### Short task A
Please copy the Bach forum thread word for word between "Piano Forum" and "Many others too.....", inclusive.
### Short task B
In the Bach forum thread, at what age did one poster decide to give their life to music because of the Goldberg Variations?
### Short task C
Continue the Bach forum thread from where it stops.

### Text provided
• • • • •

Piano Forum
Piano Board => Repertoire => Topic started by: steviesteps on June 11, 2010, 08:30:29 PM
-
Does what it says on the tin, what's your favourite Bach?
-
I love his inspired music, because of course not all of his music was inspired... so i like his Partita No. 1 and his choral Jesu, joy of men desiring. Many others too.....
-
Probably the Goldberg Variations. When I was 16, that was the piece that made me decide to give my life to music. When I was 27, playing that piece was one of the great joys of my life.
-
-
The Prelude, Fugue, and Allegro, BWV 998.
The Ste. Anne Fugue.
The Pièce d'Orgue in G Major BWV 572.
Wenn-wir-in-höchsten-Nöten-sein, from the Orgelbuchlein.
The Agnus Dei from the B-minor Mass.
-
The Prelude, Fugue, and Allegro, BWV 998.
The Ste. Anne Fugue.
The Pièce d'Orgue in G Major BWV 572.
Wenn-wir-in-höchsten-Nöten-sein, from the Orgelbuchlein.
The Agnus Dei from the B-minor Mass.
Interesting that you mention BWV 998. Do you mean the keyboard version or the guitar transcription? I know only the guitar one played by John Williams or Paul Galbraith. Both are worth hearing. Galbraith is quite fast in the Prelude. His 8string guitar sounds mighty impressive.

• • • • •

### Data shown

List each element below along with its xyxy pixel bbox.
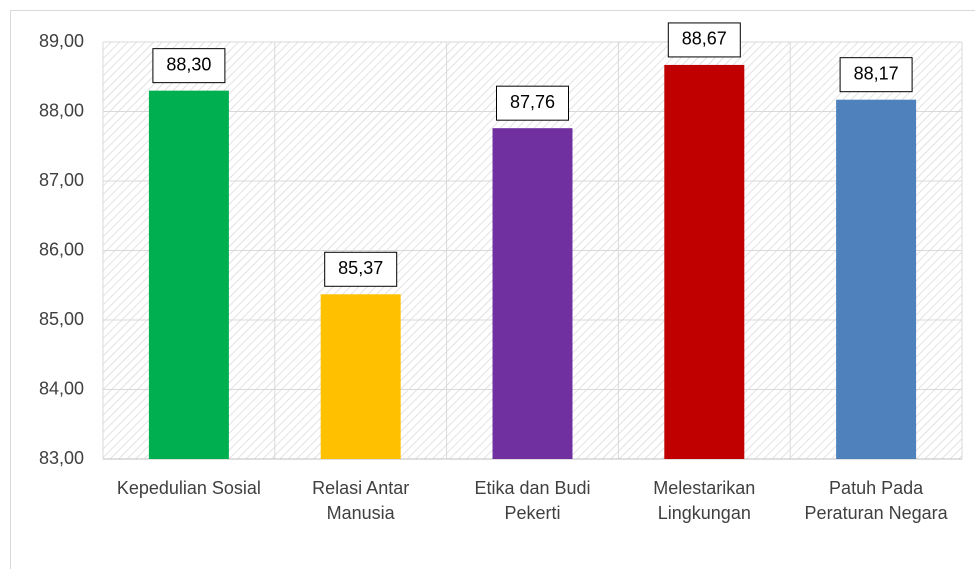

• • • • •

### Final result A
Piano Forum
Piano Board => Repertoire => Topic started by: steviesteps on June 11, 2010, 08:30:29 PM
-
Does what it says on the tin, what's your favourite Bach?
-
I love his inspired music, because of course not all of his music was inspired... so i like his Partita No. 1 and his choral Jesu, joy of men desiring. Many others too.....

### Final result B
At 16.

### Final result C
-
998 is also played by keyboardists. It's designation is "for the lute or clavicembalo" and there is some evidence that Bach intended it or at least played it on a lute-harpsichord, a harpsichord strung in gut. Wanda Landowska, certainly no lutenist, called the PFA "a perfect jewel." You can find recordings for piano by Sebestyn (Naxos), Leonhardt, Moroney, and (my favorite) Kenneth Gilbert. You can lookup recordings of it at jsbach.org.
Jim
-
Bach is trash.
His works are far better in transcription ::)
Thal
-
Well, thank God Mozart, Beethoven and Chopin didn't agree! ...or are they trash too?
-
Bach is trash.
His works are far better in transcription ::)
Thal
Troll.
-
Troll.
Just bored to death with "favourite" threads.
Does this provide you with a problem??
Thal
-
Bach is trash.
And I'm an Albanian of part-Mozambican, part-Bolivian extraction...
His works are far better in transcription ::)
He was himself a transcriber of considerable accomplishment, yet not that many of his own works have been transcribed by others...
Best,
Alistair
-
My favorite Bach? It's a tie for my favorite Bach:
Either Johann Sebastion or P.D.Q.
-
Bach Transcriptions?????? you mean like playing a bach sonata for klavier and violin transcribed into piano and saxophone?
-
998 is also played by keyboardists. It's designation is "for the lute or clavicembalo" and there is some evidence that Bach intended it or at least played it on a lute-harpsichord, a harpsichord strung in gut. Wanda Landowska, certainly no lutenist, called the PFA "a perfect jewel." You can find recordings for piano by Sebestyn (Naxos), Leonhardt, Moroney, and (my favorite) Kenneth Gilbert. You can lookup recordings of it at jsbach.org.
Jim
Thanks Jim for that information.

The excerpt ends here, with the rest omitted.